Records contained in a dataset
((

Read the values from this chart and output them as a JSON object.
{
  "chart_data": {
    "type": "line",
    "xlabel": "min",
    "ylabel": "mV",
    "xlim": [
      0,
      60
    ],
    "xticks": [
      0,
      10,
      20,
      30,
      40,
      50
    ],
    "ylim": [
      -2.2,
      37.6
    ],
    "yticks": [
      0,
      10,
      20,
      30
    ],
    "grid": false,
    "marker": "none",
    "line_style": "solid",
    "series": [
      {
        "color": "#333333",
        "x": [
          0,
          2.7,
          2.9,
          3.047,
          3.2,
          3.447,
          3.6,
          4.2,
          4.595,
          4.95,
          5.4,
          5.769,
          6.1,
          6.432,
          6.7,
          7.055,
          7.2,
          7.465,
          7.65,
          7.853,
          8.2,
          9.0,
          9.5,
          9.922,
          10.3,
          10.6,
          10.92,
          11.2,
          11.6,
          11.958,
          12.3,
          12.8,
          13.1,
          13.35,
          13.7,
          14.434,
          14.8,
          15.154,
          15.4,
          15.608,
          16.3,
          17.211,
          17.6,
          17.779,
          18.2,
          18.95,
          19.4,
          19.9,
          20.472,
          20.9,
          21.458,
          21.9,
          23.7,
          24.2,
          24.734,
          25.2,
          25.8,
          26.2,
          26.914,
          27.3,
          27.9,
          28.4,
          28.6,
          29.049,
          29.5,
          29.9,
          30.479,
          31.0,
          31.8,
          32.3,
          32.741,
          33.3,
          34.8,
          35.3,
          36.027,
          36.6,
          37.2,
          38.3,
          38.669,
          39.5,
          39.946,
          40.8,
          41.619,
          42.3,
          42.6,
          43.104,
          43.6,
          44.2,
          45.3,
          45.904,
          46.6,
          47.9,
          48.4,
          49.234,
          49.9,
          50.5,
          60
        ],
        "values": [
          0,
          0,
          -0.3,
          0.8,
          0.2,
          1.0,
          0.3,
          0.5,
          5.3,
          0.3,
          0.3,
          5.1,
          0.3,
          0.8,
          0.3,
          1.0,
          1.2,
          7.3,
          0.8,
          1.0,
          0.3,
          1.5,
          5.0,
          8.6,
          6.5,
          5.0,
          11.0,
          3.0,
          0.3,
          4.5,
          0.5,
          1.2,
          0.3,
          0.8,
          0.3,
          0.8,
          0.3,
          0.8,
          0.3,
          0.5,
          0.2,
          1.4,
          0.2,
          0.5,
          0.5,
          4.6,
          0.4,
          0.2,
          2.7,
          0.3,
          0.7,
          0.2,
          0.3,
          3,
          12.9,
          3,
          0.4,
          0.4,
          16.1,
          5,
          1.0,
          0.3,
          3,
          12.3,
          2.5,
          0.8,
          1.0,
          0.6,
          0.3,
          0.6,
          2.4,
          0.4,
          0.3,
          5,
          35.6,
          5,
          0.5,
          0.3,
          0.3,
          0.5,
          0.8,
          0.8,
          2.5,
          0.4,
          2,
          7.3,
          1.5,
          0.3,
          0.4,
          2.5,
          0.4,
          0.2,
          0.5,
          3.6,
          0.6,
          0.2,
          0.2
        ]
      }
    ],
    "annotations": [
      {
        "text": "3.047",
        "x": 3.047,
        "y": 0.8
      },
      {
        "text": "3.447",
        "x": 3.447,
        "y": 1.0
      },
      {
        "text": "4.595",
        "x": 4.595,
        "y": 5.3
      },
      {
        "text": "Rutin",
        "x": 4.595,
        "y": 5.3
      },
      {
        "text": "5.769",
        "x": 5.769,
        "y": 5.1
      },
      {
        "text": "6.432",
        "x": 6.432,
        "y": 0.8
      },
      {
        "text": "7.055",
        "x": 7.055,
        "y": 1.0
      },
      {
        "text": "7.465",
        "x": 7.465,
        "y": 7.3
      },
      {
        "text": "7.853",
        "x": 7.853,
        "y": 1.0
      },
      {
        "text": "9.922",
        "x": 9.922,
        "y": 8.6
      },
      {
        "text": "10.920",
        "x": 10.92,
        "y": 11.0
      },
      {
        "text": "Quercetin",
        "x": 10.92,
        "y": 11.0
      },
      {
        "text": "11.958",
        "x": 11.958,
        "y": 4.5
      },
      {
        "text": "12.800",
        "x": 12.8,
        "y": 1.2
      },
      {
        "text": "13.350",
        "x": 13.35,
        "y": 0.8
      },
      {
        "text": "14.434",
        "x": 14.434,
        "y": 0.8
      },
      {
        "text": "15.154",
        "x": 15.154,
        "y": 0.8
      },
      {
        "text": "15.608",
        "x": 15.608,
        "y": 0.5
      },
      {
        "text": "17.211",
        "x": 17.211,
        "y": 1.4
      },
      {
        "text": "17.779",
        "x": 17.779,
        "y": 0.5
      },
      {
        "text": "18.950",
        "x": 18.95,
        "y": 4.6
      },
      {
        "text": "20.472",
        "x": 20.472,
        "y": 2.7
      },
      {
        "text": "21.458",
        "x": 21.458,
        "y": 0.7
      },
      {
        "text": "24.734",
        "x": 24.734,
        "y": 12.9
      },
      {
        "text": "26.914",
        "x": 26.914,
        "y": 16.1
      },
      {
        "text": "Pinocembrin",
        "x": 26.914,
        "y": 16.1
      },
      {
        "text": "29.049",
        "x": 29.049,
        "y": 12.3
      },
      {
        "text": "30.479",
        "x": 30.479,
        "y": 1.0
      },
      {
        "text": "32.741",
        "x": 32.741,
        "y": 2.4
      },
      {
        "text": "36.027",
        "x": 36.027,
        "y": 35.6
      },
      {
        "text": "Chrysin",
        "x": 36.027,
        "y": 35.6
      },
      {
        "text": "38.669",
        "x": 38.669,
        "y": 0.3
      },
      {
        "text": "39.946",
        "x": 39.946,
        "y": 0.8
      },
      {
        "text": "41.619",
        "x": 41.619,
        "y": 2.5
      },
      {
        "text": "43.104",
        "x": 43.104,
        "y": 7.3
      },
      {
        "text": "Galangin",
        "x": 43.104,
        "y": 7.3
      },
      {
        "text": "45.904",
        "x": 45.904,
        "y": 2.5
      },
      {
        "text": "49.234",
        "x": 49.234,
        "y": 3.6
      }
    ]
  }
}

))

• _Prompt_
Reproduce the material verbatim, line by line.

• _Correct output_
Read the values from this chart and output them as a JSON object.
{
  "chart_data": {
    "type": "line",
    "xlabel": "min",
    "ylabel": "mV",
    "xlim": [
      0,
      60
    ],
    "xticks": [
      0,
      10,
      20,
      30,
      40,
      50
    ],
    "ylim": [
      -2.2,
      37.6
    ],
    "yticks": [
      0,
      10,
      20,
      30
    ],
    "grid": false,
    "marker": "none",
    "line_style": "solid",
    "series": [
      {
        "color": "#333333",
        "x": [
          0,
          2.7,
          2.9,
          3.047,
          3.2,
          3.447,
          3.6,
          4.2,
          4.595,
          4.95,
          5.4,
          5.769,
          6.1,
          6.432,
          6.7,
          7.055,
          7.2,
          7.465,
          7.65,
          7.853,
          8.2,
          9.0,
          9.5,
          9.922,
          10.3,
          10.6,
          10.92,
          11.2,
          11.6,
          11.958,
          12.3,
          12.8,
          13.1,
          13.35,
          13.7,
          14.434,
          14.8,
          15.154,
          15.4,
          15.608,
          16.3,
          17.211,
          17.6,
          17.779,
          18.2,
          18.95,
          19.4,
          19.9,
          20.472,
          20.9,
          21.458,
          21.9,
          23.7,
          24.2,
          24.734,
          25.2,
          25.8,
          26.2,
          26.914,
          27.3,
          27.9,
          28.4,
          28.6,
          29.049,
          29.5,
          29.9,
          30.479,
          31.0,
          31.8,
          32.3,
          32.741,
          33.3,
          34.8,
          35.3,
          36.027,
          36.6,
          37.2,
          38.3,
          38.669,
          39.5,
          39.946,
          40.8,
          41.619,
          42.3,
          42.6,
          43.104,
          43.6,
          44.2,
          45.3,
          45.904,
          46.6,
          47.9,
          48.4,
          49.234,
          49.9,
          50.5,
          60
        ],
        "values": [
          0,
          0,
          -0.3,
          0.8,
          0.2,
          1.0,
          0.3,
          0.5,
          5.3,
          0.3,
          0.3,
          5.1,
          0.3,
          0.8,
          0.3,
          1.0,
          1.2,
          7.3,
          0.8,
          1.0,
          0.3,
          1.5,
          5.0,
          8.6,
          6.5,
          5.0,
          11.0,
          3.0,
          0.3,
          4.5,
          0.5,
          1.2,
          0.3,
          0.8,
          0.3,
          0.8,
          0.3,
          0.8,
          0.3,
          0.5,
          0.2,
          1.4,
          0.2,
          0.5,
          0.5,
          4.6,
          0.4,
          0.2,
          2.7,
          0.3,
          0.7,
          0.2,
          0.3,
          3,
          12.9,
          3,
          0.4,
          0.4,
          16.1,
          5,
          1.0,
          0.3,
          3,
          12.3,
          2.5,
          0.8,
          1.0,
          0.6,
          0.3,
          0.6,
          2.4,
          0.4,
          0.3,
          5,
          35.6,
          5,
          0.5,
          0.3,
          0.3,
          0.5,
          0.8,
          0.8,
          2.5,
          0.4,
          2,
          7.3,
          1.5,
          0.3,
          0.4,
          2.5,
          0.4,
          0.2,
          0.5,
          3.6,
          0.6,
          0.2,
          0.2
        ]
      }
    ],
    "annotations": [
      {
        "text": "3.047",
        "x": 3.047,
        "y": 0.8
      },
      {
        "text": "3.447",
        "x": 3.447,
        "y": 1.0
      },
      {
        "text": "4.595",
        "x": 4.595,
        "y": 5.3
      },
      {
        "text": "Rutin",
        "x": 4.595,
        "y": 5.3
      },
      {
        "text": "5.769",
        "x": 5.769,
        "y": 5.1
      },
      {
        "text": "6.432",
        "x": 6.432,
        "y": 0.8
      },
      {
        "text": "7.055",
        "x": 7.055,
        "y": 1.0
      },
      {
        "text": "7.465",
        "x": 7.465,
        "y": 7.3
      },
      {
        "text": "7.853",
        "x": 7.853,
        "y": 1.0
      },
      {
        "text": "9.922",
        "x": 9.922,
        "y": 8.6
      },
      {
        "text": "10.920",
        "x": 10.92,
        "y": 11.0
      },
      {
        "text": "Quercetin",
        "x": 10.92,
        "y": 11.0
      },
      {
        "text": "11.958",
        "x": 11.958,
        "y": 4.5
      },
      {
        "text": "12.800",
        "x": 12.8,
        "y": 1.2
      },
      {
        "text": "13.350",
        "x": 13.35,
        "y": 0.8
      },
      {
        "text": "14.434",
        "x": 14.434,
        "y": 0.8
      },
      {
        "text": "15.154",
        "x": 15.154,
        "y": 0.8
      },
      {
        "text": "15.608",
        "x": 15.608,
        "y": 0.5
      },
      {
        "text": "17.211",
        "x": 17.211,
        "y": 1.4
      },
      {
        "text": "17.779",
        "x": 17.779,
        "y": 0.5
      },
      {
        "text": "18.950",
        "x": 18.95,
        "y": 4.6
      },
      {
        "text": "20.472",
        "x": 20.472,
        "y": 2.7
      },
      {
        "text": "21.458",
        "x": 21.458,
        "y": 0.7
      },
      {
        "text": "24.734",
        "x": 24.734,
        "y": 12.9
      },
      {
        "text": "26.914",
        "x": 26.914,
        "y": 16.1
      },
      {
        "text": "Pinocembrin",
        "x": 26.914,
        "y": 16.1
      },
      {
        "text": "29.049",
        "x": 29.049,
        "y": 12.3
      },
      {
        "text": "30.479",
        "x": 30.479,
        "y": 1.0
      },
      {
        "text": "32.741",
        "x": 32.741,
        "y": 2.4
      },
      {
        "text": "36.027",
        "x": 36.027,
        "y": 35.6
      },
      {
        "text": "Chrysin",
        "x": 36.027,
        "y": 35.6
      },
      {
        "text": "38.669",
        "x": 38.669,
        "y": 0.3
      },
      {
        "text": "39.946",
        "x": 39.946,
        "y": 0.8
      },
      {
        "text": "41.619",
        "x": 41.619,
        "y": 2.5
      },
      {
        "text": "43.104",
        "x": 43.104,
        "y": 7.3
      },
      {
        "text": "Galangin",
        "x": 43.104,
        "y": 7.3
      },
      {
        "text": "45.904",
        "x": 45.904,
        "y": 2.5
      },
      {
        "text": "49.234",
        "x": 49.234,
        "y": 3.6
      }
    ]
  }
}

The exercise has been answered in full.